### [Short exercise]
Update the entries from the first line through the line that contains "skip-next-icon [743,1931,777,1963]", inclusive, replacing every "interactable" with "clickable" and leaving everything else as it is.
** start of Given information **
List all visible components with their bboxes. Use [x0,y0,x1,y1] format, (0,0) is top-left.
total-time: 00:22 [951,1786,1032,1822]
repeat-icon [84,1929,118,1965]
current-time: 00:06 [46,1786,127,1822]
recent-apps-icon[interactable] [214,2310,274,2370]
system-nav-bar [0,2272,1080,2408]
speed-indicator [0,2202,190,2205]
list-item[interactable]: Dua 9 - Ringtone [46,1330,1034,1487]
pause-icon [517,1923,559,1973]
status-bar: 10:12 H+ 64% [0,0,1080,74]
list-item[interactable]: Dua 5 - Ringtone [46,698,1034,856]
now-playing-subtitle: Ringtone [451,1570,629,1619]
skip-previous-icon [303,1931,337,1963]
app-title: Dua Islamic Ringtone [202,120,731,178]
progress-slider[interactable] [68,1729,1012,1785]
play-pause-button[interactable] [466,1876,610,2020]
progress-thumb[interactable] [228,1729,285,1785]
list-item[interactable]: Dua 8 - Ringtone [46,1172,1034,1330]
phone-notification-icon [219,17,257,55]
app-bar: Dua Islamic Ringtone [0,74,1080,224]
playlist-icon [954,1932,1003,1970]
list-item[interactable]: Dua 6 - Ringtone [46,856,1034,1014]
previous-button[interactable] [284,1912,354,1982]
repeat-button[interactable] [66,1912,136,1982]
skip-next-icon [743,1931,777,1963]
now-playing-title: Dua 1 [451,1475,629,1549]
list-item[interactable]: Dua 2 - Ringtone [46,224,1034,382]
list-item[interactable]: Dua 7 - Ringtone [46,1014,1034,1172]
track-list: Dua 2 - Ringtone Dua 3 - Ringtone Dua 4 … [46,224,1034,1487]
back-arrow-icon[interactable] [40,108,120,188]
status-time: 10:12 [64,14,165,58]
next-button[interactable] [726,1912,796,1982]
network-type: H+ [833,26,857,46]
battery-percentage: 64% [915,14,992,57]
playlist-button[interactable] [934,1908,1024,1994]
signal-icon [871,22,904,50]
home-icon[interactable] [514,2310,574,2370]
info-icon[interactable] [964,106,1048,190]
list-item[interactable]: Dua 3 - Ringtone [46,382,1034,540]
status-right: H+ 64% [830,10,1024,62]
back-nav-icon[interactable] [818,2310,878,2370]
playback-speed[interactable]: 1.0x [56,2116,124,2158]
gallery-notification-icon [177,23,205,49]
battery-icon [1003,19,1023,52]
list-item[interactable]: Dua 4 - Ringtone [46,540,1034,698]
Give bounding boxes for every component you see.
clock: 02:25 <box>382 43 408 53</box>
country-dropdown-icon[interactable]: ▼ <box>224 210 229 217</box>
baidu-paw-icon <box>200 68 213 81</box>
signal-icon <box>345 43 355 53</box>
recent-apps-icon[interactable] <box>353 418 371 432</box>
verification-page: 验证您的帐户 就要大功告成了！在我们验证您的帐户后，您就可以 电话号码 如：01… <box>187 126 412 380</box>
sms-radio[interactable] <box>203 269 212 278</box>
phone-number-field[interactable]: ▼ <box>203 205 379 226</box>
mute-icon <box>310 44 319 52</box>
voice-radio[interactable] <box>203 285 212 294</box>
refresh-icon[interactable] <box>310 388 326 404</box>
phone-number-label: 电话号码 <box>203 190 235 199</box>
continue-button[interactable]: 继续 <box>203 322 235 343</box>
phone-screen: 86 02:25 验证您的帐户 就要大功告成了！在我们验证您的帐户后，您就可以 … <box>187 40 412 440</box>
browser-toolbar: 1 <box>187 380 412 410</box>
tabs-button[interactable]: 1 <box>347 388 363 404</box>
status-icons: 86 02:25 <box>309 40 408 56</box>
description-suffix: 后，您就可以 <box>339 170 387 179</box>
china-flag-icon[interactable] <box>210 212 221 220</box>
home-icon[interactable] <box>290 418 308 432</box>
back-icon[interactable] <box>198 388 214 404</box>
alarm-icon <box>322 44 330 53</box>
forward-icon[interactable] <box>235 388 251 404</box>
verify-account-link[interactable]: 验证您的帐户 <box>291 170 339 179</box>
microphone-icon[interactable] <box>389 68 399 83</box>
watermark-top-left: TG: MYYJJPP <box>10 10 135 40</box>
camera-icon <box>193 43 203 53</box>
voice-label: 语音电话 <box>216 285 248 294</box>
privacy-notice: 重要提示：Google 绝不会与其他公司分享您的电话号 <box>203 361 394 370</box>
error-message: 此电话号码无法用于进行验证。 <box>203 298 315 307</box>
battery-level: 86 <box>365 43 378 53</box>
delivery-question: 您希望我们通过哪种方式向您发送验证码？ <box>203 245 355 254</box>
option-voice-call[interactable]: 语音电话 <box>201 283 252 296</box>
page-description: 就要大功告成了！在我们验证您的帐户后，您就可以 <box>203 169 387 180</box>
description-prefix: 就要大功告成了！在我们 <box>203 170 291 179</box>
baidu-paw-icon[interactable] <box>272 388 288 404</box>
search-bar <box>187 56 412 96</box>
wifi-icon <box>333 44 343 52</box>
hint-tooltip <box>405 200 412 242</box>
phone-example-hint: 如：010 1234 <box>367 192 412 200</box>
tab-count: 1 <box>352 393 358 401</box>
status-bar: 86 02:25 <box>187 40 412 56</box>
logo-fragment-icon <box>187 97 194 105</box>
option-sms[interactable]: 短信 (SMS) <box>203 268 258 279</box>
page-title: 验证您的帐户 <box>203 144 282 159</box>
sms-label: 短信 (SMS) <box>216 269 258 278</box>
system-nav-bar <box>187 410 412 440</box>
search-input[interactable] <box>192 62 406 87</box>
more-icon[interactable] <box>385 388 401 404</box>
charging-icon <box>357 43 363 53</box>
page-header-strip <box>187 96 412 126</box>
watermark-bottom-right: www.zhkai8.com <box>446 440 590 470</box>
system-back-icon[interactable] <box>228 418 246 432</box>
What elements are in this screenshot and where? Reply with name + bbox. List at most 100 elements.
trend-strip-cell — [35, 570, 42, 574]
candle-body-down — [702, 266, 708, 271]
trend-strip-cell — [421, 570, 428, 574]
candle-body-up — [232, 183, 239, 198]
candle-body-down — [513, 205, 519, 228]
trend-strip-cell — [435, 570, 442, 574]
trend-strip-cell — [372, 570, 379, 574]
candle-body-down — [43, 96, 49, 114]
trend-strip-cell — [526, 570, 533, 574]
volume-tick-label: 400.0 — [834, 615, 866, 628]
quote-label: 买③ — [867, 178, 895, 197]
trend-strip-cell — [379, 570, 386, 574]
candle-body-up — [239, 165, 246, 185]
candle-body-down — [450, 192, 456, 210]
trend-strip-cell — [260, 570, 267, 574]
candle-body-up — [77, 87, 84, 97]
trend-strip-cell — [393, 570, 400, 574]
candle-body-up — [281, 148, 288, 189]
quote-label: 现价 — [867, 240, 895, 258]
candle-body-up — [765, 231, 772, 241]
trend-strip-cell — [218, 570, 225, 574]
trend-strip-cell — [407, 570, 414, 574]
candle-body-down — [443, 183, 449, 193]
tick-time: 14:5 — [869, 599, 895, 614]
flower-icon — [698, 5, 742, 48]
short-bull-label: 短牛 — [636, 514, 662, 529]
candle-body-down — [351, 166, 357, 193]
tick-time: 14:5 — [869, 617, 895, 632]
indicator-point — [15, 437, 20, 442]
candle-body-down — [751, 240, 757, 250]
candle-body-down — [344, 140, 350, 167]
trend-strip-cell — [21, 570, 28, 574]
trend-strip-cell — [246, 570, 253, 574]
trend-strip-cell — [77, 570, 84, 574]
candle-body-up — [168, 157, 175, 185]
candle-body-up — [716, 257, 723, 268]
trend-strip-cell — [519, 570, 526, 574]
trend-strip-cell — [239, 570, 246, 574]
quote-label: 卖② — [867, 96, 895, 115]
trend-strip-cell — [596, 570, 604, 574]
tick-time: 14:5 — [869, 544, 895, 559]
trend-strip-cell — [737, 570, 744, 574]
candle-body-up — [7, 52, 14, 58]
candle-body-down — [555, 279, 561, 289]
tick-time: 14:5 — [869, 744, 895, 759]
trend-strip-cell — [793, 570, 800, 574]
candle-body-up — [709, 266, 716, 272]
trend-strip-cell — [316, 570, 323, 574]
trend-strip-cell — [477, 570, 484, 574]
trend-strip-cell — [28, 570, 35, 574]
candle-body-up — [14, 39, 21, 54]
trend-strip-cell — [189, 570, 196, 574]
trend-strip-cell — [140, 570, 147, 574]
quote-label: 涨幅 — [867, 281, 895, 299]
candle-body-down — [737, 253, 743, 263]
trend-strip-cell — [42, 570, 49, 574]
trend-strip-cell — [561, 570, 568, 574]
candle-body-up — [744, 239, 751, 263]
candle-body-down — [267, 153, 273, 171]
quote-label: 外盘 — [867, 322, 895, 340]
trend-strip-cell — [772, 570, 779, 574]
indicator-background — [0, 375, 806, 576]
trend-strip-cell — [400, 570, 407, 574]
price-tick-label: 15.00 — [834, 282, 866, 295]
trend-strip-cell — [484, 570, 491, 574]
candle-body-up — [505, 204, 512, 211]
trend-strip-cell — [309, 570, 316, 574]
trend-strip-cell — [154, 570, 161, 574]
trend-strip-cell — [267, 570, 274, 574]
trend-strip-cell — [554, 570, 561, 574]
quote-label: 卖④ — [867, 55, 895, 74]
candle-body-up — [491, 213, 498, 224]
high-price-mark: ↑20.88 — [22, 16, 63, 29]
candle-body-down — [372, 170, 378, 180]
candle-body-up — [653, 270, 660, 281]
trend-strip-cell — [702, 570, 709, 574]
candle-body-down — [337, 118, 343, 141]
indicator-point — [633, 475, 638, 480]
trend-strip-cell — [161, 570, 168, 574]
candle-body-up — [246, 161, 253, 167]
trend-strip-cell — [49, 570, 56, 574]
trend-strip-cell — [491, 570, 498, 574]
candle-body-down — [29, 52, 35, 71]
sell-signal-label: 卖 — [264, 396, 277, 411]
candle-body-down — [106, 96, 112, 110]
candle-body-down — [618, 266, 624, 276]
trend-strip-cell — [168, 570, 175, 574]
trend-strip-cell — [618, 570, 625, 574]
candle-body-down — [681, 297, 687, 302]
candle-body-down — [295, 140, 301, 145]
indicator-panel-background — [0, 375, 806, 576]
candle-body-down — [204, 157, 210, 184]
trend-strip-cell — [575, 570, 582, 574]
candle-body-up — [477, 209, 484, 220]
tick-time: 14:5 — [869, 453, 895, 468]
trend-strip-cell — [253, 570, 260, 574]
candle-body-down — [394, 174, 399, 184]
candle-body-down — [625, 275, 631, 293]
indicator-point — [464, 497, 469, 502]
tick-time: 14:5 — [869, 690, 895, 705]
** end of Given information **
### [Solution]
List all visible components with their bboxes. Use [x0,y0,x1,y1] format, (0,0) is top-left.
total-time: 00:22 [951,1786,1032,1822]
repeat-icon [84,1929,118,1965]
current-time: 00:06 [46,1786,127,1822]
recent-apps-icon[clickable] [214,2310,274,2370]
system-nav-bar [0,2272,1080,2408]
speed-indicator [0,2202,190,2205]
list-item[clickable]: Dua 9 - Ringtone [46,1330,1034,1487]
pause-icon [517,1923,559,1973]
status-bar: 10:12 H+ 64% [0,0,1080,74]
list-item[clickable]: Dua 5 - Ringtone [46,698,1034,856]
now-playing-subtitle: Ringtone [451,1570,629,1619]
skip-previous-icon [303,1931,337,1963]
app-title: Dua Islamic Ringtone [202,120,731,178]
progress-slider[clickable] [68,1729,1012,1785]
play-pause-button[clickable] [466,1876,610,2020]
progress-thumb[clickable] [228,1729,285,1785]
list-item[clickable]: Dua 8 - Ringtone [46,1172,1034,1330]
phone-notification-icon [219,17,257,55]
app-bar: Dua Islamic Ringtone [0,74,1080,224]
playlist-icon [954,1932,1003,1970]
list-item[clickable]: Dua 6 - Ringtone [46,856,1034,1014]
previous-button[clickable] [284,1912,354,1982]
repeat-button[clickable] [66,1912,136,1982]
skip-next-icon [743,1931,777,1963]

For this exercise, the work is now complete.